— Tarea —
Copia del texto sobre el baloncesto en Madrid todo lo que va desde "Si estás en" hasta "relacionarte practicando español.", y cambia "canchas" por "pistas".

— Fragmento del documento —

=-=-=

Jugar al baloncesto y practicar español

Si estás en Madrid y quieres emular a Gasol, nuestra ciudad tiene cientos de canchas públicas donde seguro que encuentras a alguien para jugar al baloncesto y practicar español.  En este enlace encontrarás algunas de las más famosas de la ciudad. Y, si buscas algo más organizado, puedes probar en la Liga Municipal o en este interesantísimo proyecto autogestionado: la Liga Cooperativa de Baloncesto. También recomendamos esta página donde puedes escribir un anuncio para jugar a tu deporte favorito y relacionarte practicando español.

=-=-=

— Datos proporcionados —
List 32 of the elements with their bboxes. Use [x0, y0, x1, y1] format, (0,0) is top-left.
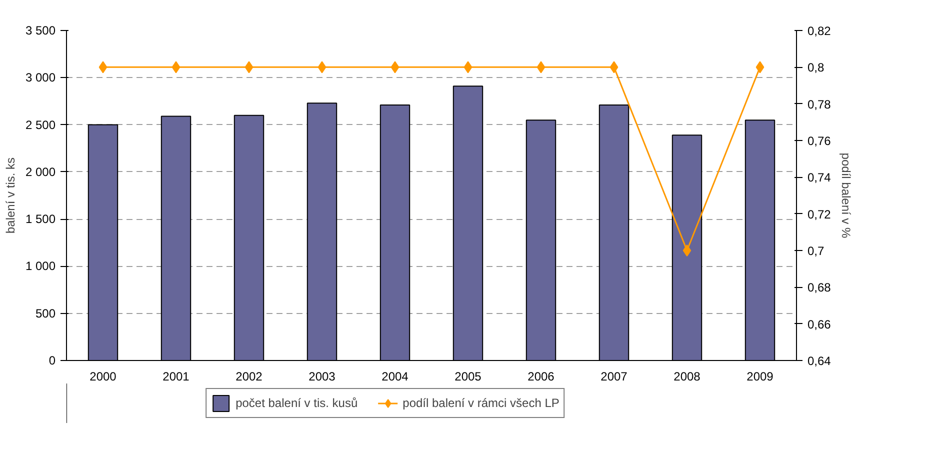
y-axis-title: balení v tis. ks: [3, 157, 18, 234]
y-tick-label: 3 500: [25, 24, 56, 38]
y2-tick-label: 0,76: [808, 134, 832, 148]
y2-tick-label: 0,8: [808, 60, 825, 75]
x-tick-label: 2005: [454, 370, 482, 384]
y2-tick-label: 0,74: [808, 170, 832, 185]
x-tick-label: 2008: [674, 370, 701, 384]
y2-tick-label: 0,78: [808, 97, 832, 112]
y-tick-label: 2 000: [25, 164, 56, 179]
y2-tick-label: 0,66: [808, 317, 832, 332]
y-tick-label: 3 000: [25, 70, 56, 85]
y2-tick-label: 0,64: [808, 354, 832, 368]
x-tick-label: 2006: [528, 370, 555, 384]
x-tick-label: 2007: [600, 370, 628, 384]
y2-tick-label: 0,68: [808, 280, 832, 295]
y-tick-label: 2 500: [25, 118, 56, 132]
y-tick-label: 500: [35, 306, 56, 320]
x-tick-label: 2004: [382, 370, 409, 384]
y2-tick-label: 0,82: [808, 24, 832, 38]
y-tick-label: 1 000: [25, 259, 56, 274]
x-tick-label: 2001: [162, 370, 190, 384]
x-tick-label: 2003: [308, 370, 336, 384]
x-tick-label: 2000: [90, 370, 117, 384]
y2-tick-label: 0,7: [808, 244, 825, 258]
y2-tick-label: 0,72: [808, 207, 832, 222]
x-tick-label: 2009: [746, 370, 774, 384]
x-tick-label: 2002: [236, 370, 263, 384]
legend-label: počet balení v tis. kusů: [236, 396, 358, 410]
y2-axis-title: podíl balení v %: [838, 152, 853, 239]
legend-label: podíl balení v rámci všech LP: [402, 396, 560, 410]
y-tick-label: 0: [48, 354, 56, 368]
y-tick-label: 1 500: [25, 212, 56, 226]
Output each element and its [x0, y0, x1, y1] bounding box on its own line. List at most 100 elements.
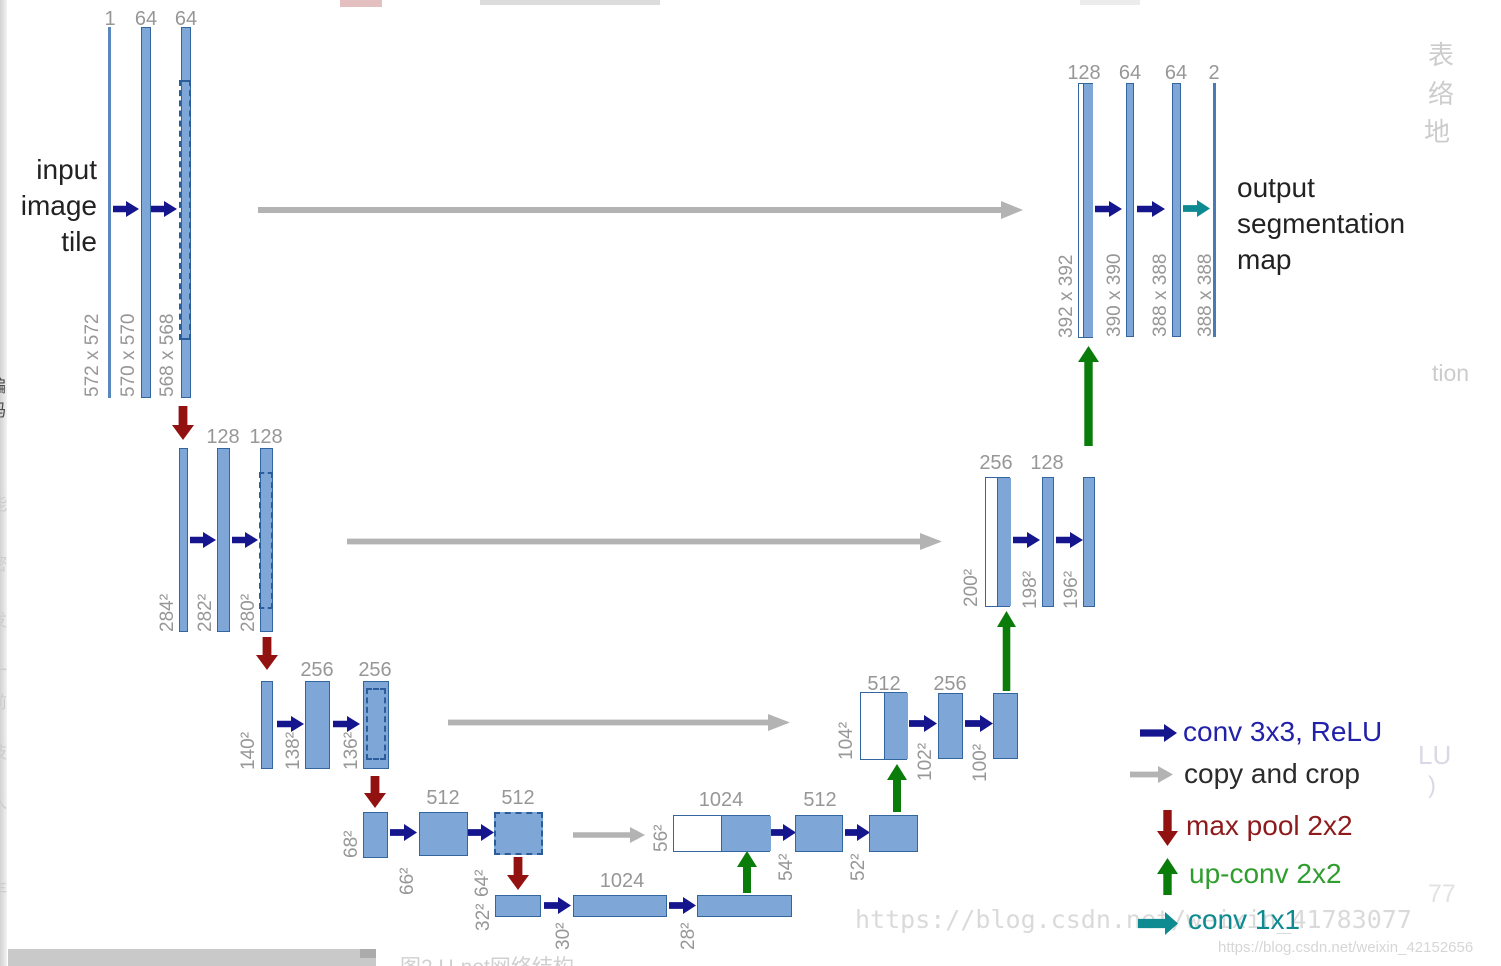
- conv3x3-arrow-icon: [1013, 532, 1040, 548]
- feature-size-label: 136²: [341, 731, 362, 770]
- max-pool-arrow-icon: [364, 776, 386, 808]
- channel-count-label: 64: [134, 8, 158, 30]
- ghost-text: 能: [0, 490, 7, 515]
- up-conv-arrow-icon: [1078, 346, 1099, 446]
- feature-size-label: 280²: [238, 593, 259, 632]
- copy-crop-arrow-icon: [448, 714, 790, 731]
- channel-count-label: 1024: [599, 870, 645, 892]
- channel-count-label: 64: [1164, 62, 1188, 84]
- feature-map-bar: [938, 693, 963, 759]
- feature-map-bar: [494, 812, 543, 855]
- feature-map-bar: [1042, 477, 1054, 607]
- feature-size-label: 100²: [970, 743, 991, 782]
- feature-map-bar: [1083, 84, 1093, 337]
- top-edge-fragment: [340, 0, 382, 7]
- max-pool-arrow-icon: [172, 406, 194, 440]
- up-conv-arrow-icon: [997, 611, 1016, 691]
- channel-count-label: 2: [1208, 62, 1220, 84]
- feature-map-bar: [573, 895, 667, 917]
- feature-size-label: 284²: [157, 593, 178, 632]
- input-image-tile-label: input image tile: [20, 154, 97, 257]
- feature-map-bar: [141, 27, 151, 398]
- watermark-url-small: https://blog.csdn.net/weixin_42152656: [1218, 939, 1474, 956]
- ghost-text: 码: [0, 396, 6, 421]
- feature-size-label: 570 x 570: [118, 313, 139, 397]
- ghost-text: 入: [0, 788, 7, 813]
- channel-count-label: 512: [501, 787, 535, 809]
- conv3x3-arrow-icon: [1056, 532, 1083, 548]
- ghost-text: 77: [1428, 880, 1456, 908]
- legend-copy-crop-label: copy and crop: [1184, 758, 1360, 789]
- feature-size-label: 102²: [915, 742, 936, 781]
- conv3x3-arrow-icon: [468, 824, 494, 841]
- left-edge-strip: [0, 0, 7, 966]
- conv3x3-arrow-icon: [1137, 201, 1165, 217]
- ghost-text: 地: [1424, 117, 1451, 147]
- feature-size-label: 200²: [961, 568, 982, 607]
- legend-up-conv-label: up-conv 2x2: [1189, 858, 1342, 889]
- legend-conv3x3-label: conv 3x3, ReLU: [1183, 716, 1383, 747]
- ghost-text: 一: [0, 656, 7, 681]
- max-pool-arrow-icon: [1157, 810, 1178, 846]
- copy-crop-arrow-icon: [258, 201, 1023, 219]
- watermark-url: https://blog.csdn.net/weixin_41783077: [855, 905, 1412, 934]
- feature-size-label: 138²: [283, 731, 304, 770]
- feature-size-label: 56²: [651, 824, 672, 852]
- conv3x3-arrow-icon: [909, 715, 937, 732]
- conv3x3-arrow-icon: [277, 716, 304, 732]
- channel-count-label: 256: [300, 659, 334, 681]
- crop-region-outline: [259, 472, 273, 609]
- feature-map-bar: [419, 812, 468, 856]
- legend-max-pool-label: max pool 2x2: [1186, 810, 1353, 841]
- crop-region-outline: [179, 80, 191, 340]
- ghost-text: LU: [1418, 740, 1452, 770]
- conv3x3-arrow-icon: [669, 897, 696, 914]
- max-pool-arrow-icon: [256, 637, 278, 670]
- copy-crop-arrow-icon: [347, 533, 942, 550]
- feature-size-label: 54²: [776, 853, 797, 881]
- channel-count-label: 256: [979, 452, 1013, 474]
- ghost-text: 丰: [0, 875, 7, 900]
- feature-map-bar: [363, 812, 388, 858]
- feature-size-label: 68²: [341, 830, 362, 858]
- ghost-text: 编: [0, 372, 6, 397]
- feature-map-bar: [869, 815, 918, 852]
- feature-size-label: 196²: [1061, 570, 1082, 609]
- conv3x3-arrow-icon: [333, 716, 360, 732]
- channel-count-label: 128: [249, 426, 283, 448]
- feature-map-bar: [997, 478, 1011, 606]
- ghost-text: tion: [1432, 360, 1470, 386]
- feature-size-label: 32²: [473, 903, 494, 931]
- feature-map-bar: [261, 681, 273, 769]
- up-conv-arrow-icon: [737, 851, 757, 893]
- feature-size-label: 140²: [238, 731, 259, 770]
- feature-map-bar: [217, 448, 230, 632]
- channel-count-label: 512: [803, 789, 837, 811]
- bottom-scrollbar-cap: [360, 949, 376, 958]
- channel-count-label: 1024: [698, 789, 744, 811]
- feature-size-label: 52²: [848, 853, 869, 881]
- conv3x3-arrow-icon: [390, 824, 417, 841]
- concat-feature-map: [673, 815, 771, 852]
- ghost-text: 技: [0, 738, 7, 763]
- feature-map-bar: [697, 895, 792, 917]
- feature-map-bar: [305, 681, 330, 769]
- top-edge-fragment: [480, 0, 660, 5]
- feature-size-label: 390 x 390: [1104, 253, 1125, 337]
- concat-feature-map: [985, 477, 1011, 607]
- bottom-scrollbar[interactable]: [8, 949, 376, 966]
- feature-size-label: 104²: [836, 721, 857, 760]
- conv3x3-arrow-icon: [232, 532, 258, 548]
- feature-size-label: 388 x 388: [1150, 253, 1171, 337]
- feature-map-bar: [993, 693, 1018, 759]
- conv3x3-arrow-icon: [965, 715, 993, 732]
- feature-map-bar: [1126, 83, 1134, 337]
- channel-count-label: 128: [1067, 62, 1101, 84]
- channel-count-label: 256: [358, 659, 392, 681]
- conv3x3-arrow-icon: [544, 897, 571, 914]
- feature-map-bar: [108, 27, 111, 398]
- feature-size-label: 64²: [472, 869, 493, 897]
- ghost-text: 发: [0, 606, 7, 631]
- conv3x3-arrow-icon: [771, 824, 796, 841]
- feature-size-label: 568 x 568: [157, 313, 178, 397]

=-=-=

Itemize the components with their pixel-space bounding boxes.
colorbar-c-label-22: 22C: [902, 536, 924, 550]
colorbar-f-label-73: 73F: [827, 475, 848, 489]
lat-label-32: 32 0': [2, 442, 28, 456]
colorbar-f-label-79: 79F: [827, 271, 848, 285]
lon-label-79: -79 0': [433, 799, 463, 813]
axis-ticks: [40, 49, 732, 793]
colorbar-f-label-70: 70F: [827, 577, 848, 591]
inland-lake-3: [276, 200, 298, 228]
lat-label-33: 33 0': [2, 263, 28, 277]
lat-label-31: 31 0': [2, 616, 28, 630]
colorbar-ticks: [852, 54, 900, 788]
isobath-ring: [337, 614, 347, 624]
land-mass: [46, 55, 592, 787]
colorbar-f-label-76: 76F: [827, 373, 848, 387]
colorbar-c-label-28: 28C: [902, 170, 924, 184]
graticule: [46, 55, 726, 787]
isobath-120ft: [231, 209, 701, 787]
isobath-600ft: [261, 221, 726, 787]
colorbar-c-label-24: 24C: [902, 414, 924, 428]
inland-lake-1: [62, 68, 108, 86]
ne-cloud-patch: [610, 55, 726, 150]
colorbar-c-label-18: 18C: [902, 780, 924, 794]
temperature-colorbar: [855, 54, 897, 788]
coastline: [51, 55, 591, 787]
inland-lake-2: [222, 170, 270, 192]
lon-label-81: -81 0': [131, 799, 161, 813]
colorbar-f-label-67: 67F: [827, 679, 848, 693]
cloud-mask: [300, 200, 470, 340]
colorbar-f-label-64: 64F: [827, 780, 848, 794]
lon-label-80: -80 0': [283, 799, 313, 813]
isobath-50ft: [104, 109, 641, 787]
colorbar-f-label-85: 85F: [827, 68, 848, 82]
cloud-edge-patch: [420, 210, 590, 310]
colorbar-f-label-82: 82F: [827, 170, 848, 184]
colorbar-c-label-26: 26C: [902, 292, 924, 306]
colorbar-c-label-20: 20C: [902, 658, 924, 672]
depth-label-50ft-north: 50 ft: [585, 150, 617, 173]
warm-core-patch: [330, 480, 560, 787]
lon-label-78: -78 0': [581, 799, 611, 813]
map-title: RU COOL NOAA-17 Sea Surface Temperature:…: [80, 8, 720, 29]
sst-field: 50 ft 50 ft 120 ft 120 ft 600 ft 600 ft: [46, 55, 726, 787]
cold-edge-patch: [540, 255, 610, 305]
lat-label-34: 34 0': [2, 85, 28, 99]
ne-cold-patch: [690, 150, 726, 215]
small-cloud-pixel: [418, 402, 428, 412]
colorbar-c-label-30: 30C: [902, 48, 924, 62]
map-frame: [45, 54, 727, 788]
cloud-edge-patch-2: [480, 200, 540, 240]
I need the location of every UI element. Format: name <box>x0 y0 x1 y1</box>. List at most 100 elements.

=-=-=

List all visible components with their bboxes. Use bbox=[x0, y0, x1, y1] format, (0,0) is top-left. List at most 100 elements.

=-=-=

— Resultado —
Si estás en Madrid y quieres emular a Gasol, nuestra ciudad tiene cientos de pistas públicas donde seguro que encuentras a alguien para jugar al baloncesto y practicar español.  En este enlace encontrarás algunas de las más famosas de la ciudad. Y, si buscas algo más organizado, puedes probar en la Liga Municipal o en este interesantísimo proyecto autogestionado: la Liga Cooperativa de Baloncesto. También recomendamos esta página donde puedes escribir un anuncio para jugar a tu deporte favorito y relacionarte practicando español.